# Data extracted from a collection
#####
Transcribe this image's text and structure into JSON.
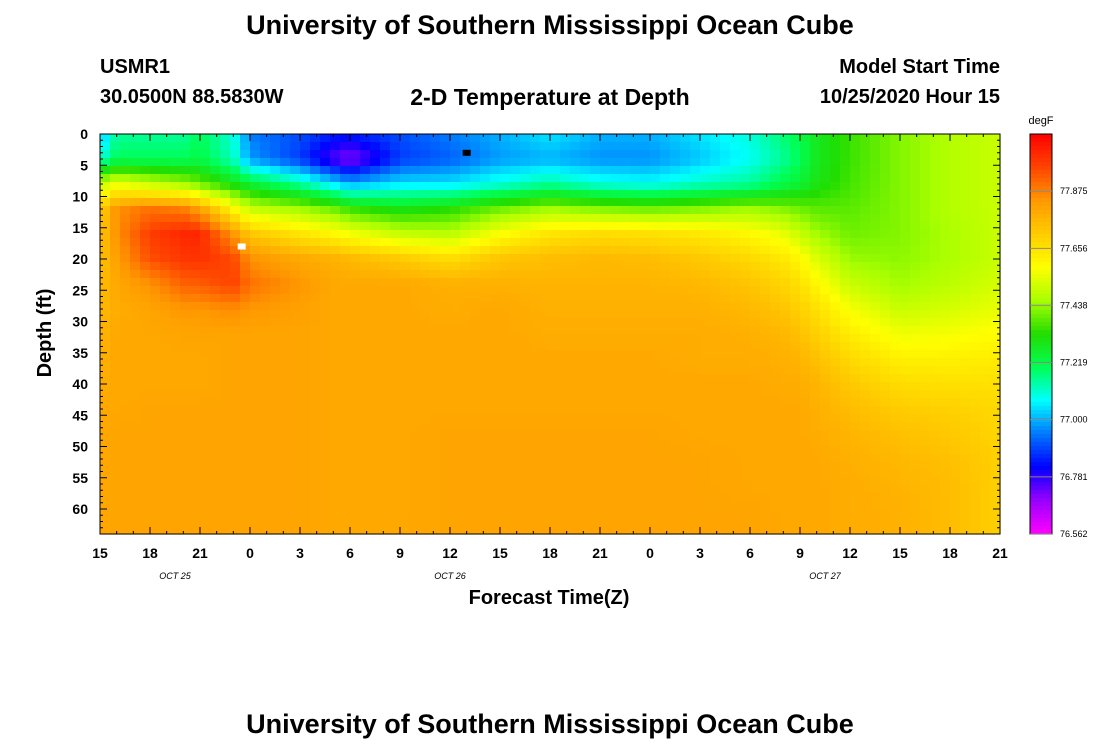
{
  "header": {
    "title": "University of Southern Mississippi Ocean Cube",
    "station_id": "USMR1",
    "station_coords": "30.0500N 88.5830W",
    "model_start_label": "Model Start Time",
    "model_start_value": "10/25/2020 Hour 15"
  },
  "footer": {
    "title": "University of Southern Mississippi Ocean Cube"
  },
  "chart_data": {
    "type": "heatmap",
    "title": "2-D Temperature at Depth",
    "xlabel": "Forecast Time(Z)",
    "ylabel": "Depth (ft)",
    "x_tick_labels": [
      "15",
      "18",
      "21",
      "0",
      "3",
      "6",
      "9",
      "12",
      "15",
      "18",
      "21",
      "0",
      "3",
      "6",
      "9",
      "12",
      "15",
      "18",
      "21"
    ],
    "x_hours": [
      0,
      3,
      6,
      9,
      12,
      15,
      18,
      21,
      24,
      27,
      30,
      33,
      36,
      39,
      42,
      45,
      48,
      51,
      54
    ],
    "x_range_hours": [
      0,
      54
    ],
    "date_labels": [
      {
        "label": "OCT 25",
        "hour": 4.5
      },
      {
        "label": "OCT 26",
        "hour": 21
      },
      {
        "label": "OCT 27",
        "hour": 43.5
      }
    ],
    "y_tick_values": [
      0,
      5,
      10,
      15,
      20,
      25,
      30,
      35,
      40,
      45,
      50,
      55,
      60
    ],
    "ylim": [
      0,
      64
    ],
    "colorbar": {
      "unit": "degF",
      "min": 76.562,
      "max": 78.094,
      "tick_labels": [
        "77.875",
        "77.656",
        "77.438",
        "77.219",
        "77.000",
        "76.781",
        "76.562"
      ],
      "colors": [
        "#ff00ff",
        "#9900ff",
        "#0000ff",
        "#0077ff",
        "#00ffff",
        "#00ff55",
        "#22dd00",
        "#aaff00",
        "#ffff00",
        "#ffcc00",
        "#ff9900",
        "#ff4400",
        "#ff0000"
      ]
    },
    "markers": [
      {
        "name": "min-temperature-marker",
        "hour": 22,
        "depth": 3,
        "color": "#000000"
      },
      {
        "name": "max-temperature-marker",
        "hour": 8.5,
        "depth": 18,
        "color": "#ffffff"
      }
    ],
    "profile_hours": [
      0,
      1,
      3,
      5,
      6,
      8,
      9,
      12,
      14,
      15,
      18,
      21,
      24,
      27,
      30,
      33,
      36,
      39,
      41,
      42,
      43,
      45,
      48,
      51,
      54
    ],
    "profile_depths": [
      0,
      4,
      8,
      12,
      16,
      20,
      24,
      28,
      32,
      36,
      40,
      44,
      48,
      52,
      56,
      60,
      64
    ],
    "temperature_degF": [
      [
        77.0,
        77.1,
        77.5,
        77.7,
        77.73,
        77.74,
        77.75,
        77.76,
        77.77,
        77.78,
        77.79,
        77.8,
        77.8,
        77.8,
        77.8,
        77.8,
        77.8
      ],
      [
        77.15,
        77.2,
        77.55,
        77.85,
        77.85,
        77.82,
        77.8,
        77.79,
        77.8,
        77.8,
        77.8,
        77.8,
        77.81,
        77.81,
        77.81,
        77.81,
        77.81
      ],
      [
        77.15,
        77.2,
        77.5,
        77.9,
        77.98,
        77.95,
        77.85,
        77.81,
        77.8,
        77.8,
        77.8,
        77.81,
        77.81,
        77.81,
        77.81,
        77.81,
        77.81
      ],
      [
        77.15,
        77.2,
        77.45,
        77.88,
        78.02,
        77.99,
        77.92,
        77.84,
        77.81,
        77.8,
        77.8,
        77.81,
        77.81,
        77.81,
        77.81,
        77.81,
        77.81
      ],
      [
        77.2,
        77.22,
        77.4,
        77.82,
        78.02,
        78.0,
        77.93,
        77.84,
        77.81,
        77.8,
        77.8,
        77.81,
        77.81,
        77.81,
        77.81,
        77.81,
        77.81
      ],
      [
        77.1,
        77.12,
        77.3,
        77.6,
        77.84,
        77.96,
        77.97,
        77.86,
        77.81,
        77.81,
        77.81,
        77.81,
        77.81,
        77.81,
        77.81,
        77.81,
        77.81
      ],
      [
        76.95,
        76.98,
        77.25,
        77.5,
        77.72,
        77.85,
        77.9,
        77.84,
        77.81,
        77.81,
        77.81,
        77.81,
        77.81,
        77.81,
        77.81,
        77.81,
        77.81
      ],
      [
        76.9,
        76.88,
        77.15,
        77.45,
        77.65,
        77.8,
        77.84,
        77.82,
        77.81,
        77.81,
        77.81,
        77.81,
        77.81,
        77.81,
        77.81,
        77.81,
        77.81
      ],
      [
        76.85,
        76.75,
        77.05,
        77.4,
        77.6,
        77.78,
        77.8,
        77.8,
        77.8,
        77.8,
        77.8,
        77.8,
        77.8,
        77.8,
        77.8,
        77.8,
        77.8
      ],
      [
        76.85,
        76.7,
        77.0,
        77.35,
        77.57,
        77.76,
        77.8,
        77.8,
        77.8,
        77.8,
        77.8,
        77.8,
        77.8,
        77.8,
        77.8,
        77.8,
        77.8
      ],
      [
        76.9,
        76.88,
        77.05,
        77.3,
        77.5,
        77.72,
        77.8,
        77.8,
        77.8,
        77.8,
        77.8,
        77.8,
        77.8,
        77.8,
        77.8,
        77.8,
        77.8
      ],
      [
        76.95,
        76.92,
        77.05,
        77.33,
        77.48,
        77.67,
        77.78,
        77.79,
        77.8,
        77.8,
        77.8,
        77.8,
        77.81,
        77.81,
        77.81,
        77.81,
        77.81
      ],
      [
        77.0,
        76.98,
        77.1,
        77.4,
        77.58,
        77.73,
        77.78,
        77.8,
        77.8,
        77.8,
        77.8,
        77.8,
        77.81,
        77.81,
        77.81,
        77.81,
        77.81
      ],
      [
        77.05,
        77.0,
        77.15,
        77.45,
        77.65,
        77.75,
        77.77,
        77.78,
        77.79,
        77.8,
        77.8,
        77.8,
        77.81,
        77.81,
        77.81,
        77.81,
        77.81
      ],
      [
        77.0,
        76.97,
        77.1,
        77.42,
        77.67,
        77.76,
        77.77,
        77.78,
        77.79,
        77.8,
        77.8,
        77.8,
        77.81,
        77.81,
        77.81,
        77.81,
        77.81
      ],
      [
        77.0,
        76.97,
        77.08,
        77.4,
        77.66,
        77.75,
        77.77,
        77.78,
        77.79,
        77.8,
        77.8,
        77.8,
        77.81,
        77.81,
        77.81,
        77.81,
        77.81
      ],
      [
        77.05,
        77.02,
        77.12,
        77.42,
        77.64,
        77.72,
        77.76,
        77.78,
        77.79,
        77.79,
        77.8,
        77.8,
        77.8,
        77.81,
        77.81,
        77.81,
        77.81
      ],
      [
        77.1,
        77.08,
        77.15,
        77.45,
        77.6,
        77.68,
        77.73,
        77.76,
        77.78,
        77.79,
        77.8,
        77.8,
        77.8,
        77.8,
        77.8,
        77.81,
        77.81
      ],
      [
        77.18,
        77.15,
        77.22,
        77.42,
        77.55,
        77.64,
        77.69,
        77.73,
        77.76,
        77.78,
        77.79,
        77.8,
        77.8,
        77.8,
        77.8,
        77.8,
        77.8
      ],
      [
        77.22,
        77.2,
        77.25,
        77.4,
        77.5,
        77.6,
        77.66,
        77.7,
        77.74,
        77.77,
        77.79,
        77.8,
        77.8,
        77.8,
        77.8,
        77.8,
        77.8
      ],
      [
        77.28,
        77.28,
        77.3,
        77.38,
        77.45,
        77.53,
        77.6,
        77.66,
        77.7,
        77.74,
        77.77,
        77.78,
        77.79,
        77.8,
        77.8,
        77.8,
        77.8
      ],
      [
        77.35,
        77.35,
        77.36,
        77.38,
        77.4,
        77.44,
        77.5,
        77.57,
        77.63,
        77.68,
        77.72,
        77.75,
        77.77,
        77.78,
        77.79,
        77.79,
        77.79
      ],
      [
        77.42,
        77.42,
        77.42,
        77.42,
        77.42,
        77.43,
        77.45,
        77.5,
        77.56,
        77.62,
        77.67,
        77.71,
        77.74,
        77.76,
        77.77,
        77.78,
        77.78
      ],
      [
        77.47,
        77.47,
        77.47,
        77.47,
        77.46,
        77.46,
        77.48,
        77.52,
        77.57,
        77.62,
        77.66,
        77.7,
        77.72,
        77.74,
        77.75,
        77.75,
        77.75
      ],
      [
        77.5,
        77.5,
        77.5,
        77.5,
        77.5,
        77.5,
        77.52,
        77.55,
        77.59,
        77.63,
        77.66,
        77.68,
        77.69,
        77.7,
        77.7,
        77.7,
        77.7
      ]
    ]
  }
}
#####
# What you are asked to do
Pick out every line with the string "Mississippi" and copy it.

# Complete response
    "title": "University of Southern Mississippi Ocean Cube",
    "title": "University of Southern Mississippi Ocean Cube"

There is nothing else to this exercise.